Task brief
Return each line of the records holding the string "document".

* Start *

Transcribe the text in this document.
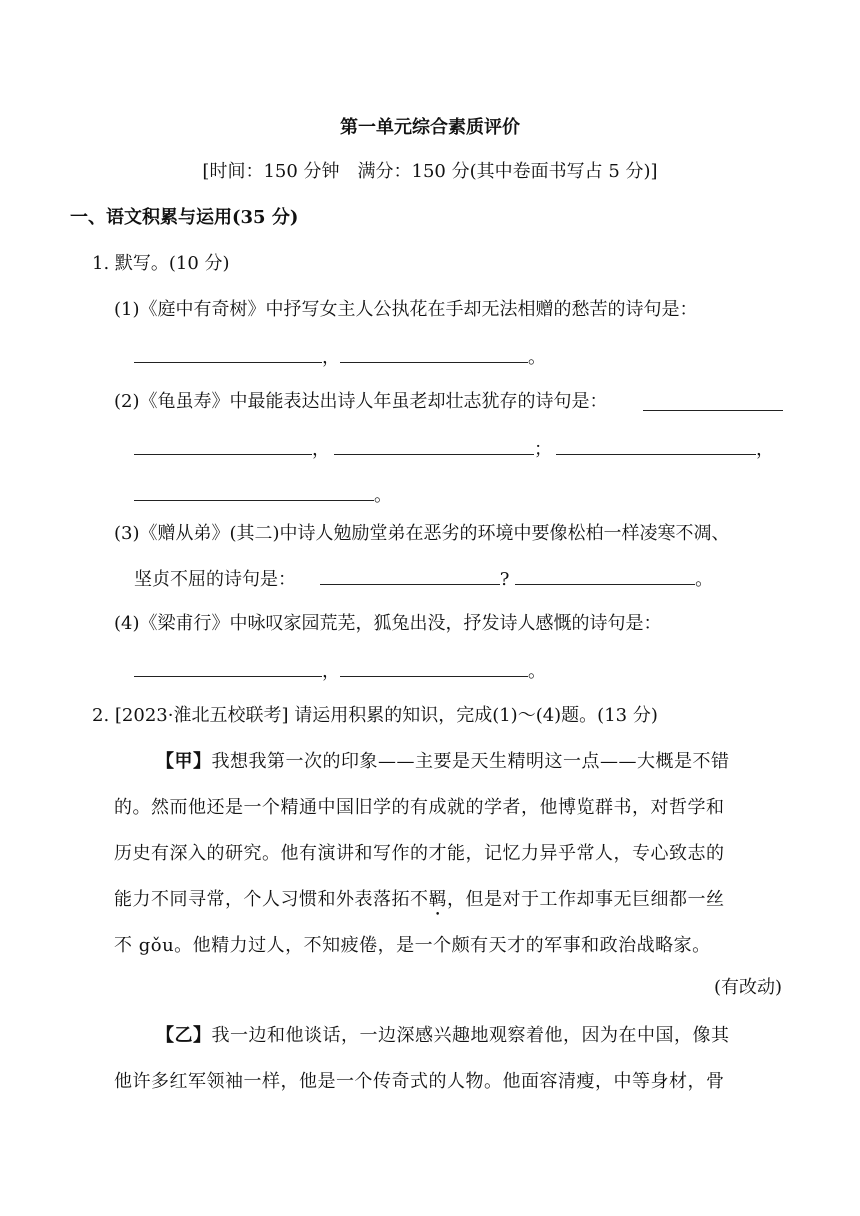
第一单元综合素质评价
[时间：150 分钟　满分：150 分(其中卷面书写占 5 分)]
一、语文积累与运用(35 分)
1. 默写。(10 分)
(1)《庭中有奇树》中抒写女主人公执花在手却无法相赠的愁苦的诗句是：
，	。
(2)《龟虽寿》中最能表达出诗人年虽老却壮志犹存的诗句是：
，	；	，
。
(3)《赠从弟》(其二)中诗人勉励堂弟在恶劣的环境中要像松柏一样凌寒不凋、
坚贞不屈的诗句是：	?	。
(4)《梁甫行》中咏叹家园荒芜，狐兔出没，抒发诗人感慨的诗句是：
，	。
2. [2023·淮北五校联考] 请运用积累的知识，完成(1)～(4)题。(13 分)
【甲】我想我第一次的印象——主要是天生精明这一点——大概是不错
的。然而他还是一个精通中国旧学的有成就的学者，他博览群书，对哲学和
历史有深入的研究。他有演讲和写作的才能，记忆力异乎常人，专心致志的
能力不同寻常，个人习惯和外表落拓不羁，但是对于工作却事无巨细都一丝
不 gǒu。他精力过人，不知疲倦，是一个颇有天才的军事和政治战略家。
(有改动)
【乙】我一边和他谈话，一边深感兴趣地观察着他，因为在中国，像其
他许多红军领袖一样，他是一个传奇式的人物。他面容清瘦，中等身材，骨
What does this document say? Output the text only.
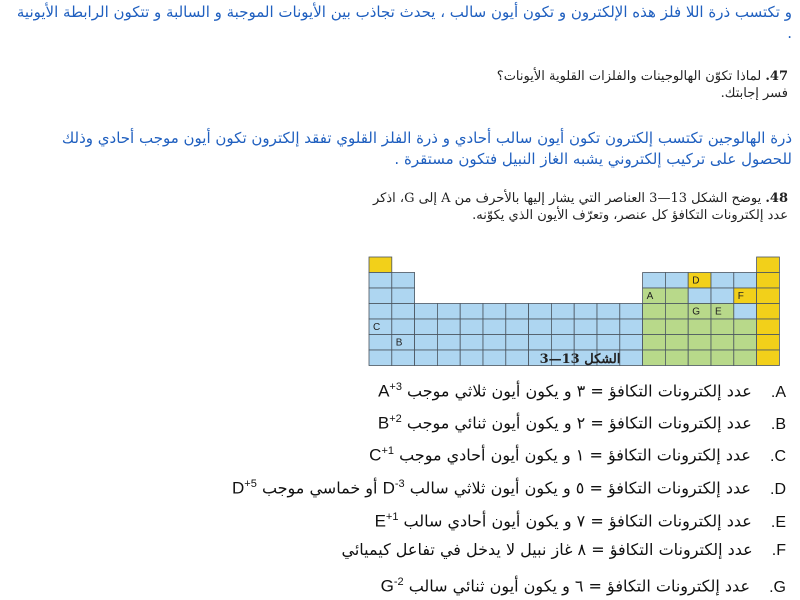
و تكتسب ذرة اللا فلز هذه الإلكترون و تكون أيون سالب ، يحدث تجاذب بين الأيونات الموجبة و السالبة و تتكون الرابطة الأيونية .

47. لماذا تكوّن الهالوجينات والفلزات القلوية الأيونات؟ فسر إجابتك.

ذرة الهالوجين تكتسب إلكترون تكون أيون سالب أحادي و ذرة الفلز القلوي تفقد إلكترون تكون أيون موجب أحادي وذلك للحصول على تركيب إلكتروني يشبه الغاز النبيل فتكون مستقرة .

48. يوضح الشكل 13—3 العناصر التي يشار إليها بالأحرف من A إلى G، اذكر عدد إلكترونات التكافؤ كل عنصر، وتعرّف الأيون الذي يكوّنه.
D
A	F
G E
C
B
الشكل 13—3
A. عدد إلكترونات التكافؤ = ٣ و يكون أيون ثلاثي موجب $A^{+3}$
B. عدد إلكترونات التكافؤ = ٢ و يكون أيون ثنائي موجب $B^{+2}$
C. عدد إلكترونات التكافؤ = ١ و يكون أيون أحادي موجب $C^{+1}$
D. عدد إلكترونات التكافؤ = ٥ و يكون أيون ثلاثي سالب $D^{-3}$ أو خماسي موجب $D^{+5}$
E. عدد إلكترونات التكافؤ = ٧ و يكون أيون أحادي سالب $E^{+1}$
F. عدد إلكترونات التكافؤ = ٨ غاز نبيل لا يدخل في تفاعل كيميائي
G. عدد إلكترونات التكافؤ = ٦ و يكون أيون ثنائي سالب $G^{-2}$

* End *

Full response
Transcribe the text in this document.
What does this document say? Output the text only.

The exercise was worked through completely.